--- BEGIN Material to process ---
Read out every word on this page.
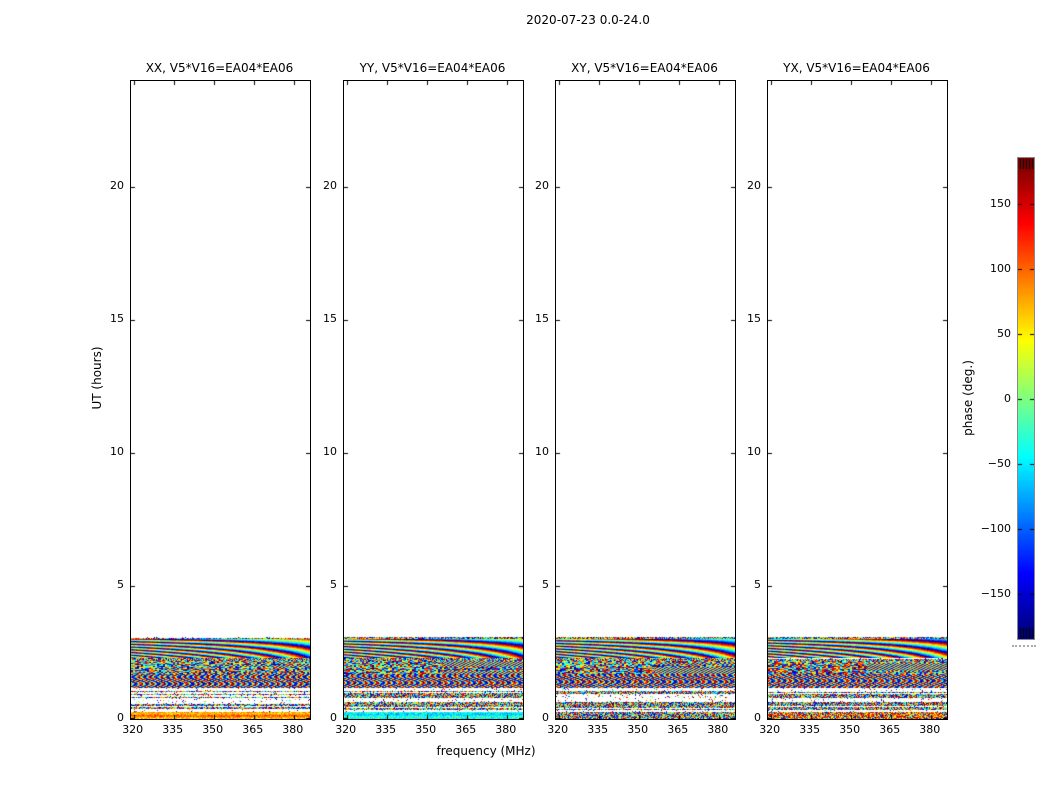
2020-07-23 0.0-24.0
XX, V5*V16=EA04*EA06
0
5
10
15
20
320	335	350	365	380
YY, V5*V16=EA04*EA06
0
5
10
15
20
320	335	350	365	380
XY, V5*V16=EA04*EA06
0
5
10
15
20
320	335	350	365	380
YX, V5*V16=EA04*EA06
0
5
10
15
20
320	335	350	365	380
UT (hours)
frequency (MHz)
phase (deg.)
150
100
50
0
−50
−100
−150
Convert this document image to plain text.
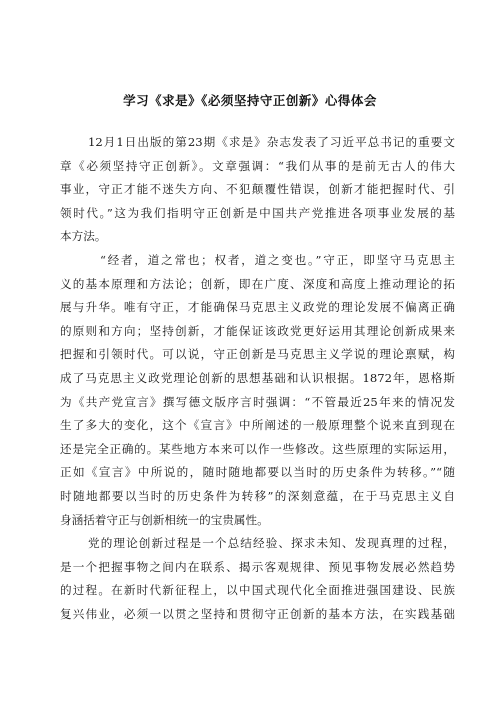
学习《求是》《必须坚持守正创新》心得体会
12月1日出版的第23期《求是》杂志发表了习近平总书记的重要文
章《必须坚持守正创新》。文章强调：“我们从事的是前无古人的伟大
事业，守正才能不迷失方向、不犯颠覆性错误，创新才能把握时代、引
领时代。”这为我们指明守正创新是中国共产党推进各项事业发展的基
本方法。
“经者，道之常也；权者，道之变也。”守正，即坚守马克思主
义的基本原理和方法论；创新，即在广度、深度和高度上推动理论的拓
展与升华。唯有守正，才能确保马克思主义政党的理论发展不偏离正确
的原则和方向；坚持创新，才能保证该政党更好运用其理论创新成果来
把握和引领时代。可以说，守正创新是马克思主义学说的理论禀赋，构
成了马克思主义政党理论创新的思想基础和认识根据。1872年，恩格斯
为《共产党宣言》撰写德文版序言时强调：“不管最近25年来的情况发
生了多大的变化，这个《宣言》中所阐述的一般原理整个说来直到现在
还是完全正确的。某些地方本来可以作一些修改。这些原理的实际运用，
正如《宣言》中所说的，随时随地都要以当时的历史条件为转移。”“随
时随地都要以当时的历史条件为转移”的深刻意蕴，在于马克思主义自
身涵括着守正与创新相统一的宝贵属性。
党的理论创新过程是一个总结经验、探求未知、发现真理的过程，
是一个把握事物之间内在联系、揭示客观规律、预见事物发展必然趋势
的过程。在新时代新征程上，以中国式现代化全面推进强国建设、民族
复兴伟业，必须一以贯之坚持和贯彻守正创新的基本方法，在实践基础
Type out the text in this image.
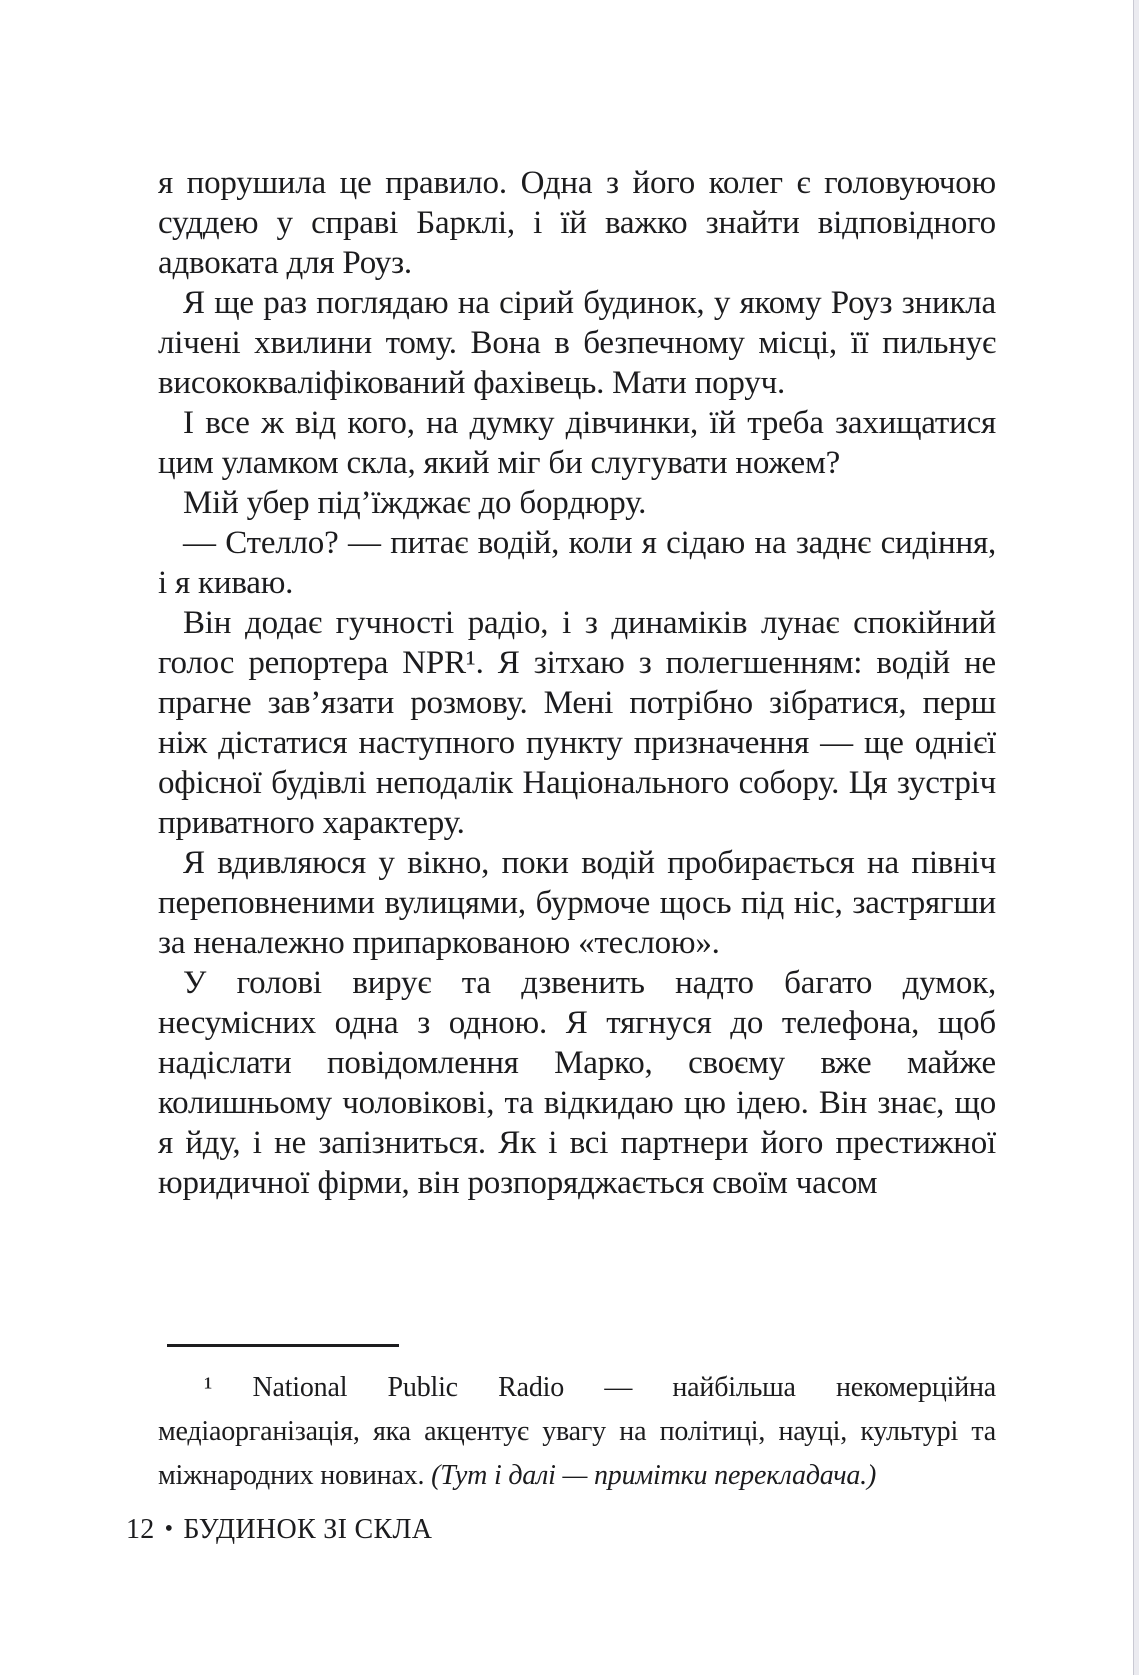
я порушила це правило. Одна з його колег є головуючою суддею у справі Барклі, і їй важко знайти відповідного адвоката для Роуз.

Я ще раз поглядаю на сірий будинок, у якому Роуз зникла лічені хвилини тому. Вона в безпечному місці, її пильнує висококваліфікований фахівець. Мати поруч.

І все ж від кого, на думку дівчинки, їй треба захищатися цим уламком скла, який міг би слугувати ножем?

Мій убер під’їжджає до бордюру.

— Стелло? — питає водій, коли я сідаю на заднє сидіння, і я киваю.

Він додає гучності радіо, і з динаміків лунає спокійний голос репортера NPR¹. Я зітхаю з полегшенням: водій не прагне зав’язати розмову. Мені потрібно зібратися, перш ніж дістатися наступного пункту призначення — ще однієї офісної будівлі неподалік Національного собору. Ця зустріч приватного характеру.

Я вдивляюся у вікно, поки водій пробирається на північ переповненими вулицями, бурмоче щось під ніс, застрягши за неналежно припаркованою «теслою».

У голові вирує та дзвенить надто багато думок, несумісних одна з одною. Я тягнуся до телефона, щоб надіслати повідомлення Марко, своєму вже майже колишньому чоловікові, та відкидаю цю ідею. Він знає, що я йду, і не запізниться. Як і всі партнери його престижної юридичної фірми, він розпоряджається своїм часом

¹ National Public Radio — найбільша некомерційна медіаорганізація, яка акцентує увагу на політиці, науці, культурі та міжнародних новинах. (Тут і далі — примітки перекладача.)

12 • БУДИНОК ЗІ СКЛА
--- END Material to process ---
Directions: Each entry shown above must be quoted exactly, with its pictures left out.

Solution to this task:
Read out every word on this page.
2020-07-23 0.0-24.0
XX, V5*V16=EA04*EA06
0
5
10
15
20
320	335	350	365	380
YY, V5*V16=EA04*EA06
0
5
10
15
20
320	335	350	365	380
XY, V5*V16=EA04*EA06
0
5
10
15
20
320	335	350	365	380
YX, V5*V16=EA04*EA06
0
5
10
15
20
320	335	350	365	380
UT (hours)
frequency (MHz)
phase (deg.)
150
100
50
0
−50
−100
−150
Convert this document image to plain text.
学习《求是》《必须坚持守正创新》心得体会
12月1日出版的第23期《求是》杂志发表了习近平总书记的重要文
章《必须坚持守正创新》。文章强调：“我们从事的是前无古人的伟大
事业，守正才能不迷失方向、不犯颠覆性错误，创新才能把握时代、引
领时代。”这为我们指明守正创新是中国共产党推进各项事业发展的基
本方法。
“经者，道之常也；权者，道之变也。”守正，即坚守马克思主
义的基本原理和方法论；创新，即在广度、深度和高度上推动理论的拓
展与升华。唯有守正，才能确保马克思主义政党的理论发展不偏离正确
的原则和方向；坚持创新，才能保证该政党更好运用其理论创新成果来
把握和引领时代。可以说，守正创新是马克思主义学说的理论禀赋，构
成了马克思主义政党理论创新的思想基础和认识根据。1872年，恩格斯
为《共产党宣言》撰写德文版序言时强调：“不管最近25年来的情况发
生了多大的变化，这个《宣言》中所阐述的一般原理整个说来直到现在
还是完全正确的。某些地方本来可以作一些修改。这些原理的实际运用，
正如《宣言》中所说的，随时随地都要以当时的历史条件为转移。”“随
时随地都要以当时的历史条件为转移”的深刻意蕴，在于马克思主义自
身涵括着守正与创新相统一的宝贵属性。
党的理论创新过程是一个总结经验、探求未知、发现真理的过程，
是一个把握事物之间内在联系、揭示客观规律、预见事物发展必然趋势
的过程。在新时代新征程上，以中国式现代化全面推进强国建设、民族
复兴伟业，必须一以贯之坚持和贯彻守正创新的基本方法，在实践基础
Type out the text in this image.
я порушила це правило. Одна з його колег є головуючою суддею у справі Барклі, і їй важко знайти відповідного адвоката для Роуз.

Я ще раз поглядаю на сірий будинок, у якому Роуз зникла лічені хвилини тому. Вона в безпечному місці, її пильнує висококваліфікований фахівець. Мати поруч.

І все ж від кого, на думку дівчинки, їй треба захищатися цим уламком скла, який міг би слугувати ножем?

Мій убер під’їжджає до бордюру.

— Стелло? — питає водій, коли я сідаю на заднє сидіння, і я киваю.

Він додає гучності радіо, і з динаміків лунає спокійний голос репортера NPR¹. Я зітхаю з полегшенням: водій не прагне зав’язати розмову. Мені потрібно зібратися, перш ніж дістатися наступного пункту призначення — ще однієї офісної будівлі неподалік Національного собору. Ця зустріч приватного характеру.

Я вдивляюся у вікно, поки водій пробирається на північ переповненими вулицями, бурмоче щось під ніс, застрягши за неналежно припаркованою «теслою».

У голові вирує та дзвенить надто багато думок, несумісних одна з одною. Я тягнуся до телефона, щоб надіслати повідомлення Марко, своєму вже майже колишньому чоловікові, та відкидаю цю ідею. Він знає, що я йду, і не запізниться. Як і всі партнери його престижної юридичної фірми, він розпоряджається своїм часом

¹ National Public Radio — найбільша некомерційна медіаорганізація, яка акцентує увагу на політиці, науці, культурі та міжнародних новинах. (Тут і далі — примітки перекладача.)

12 • БУДИНОК ЗІ СКЛА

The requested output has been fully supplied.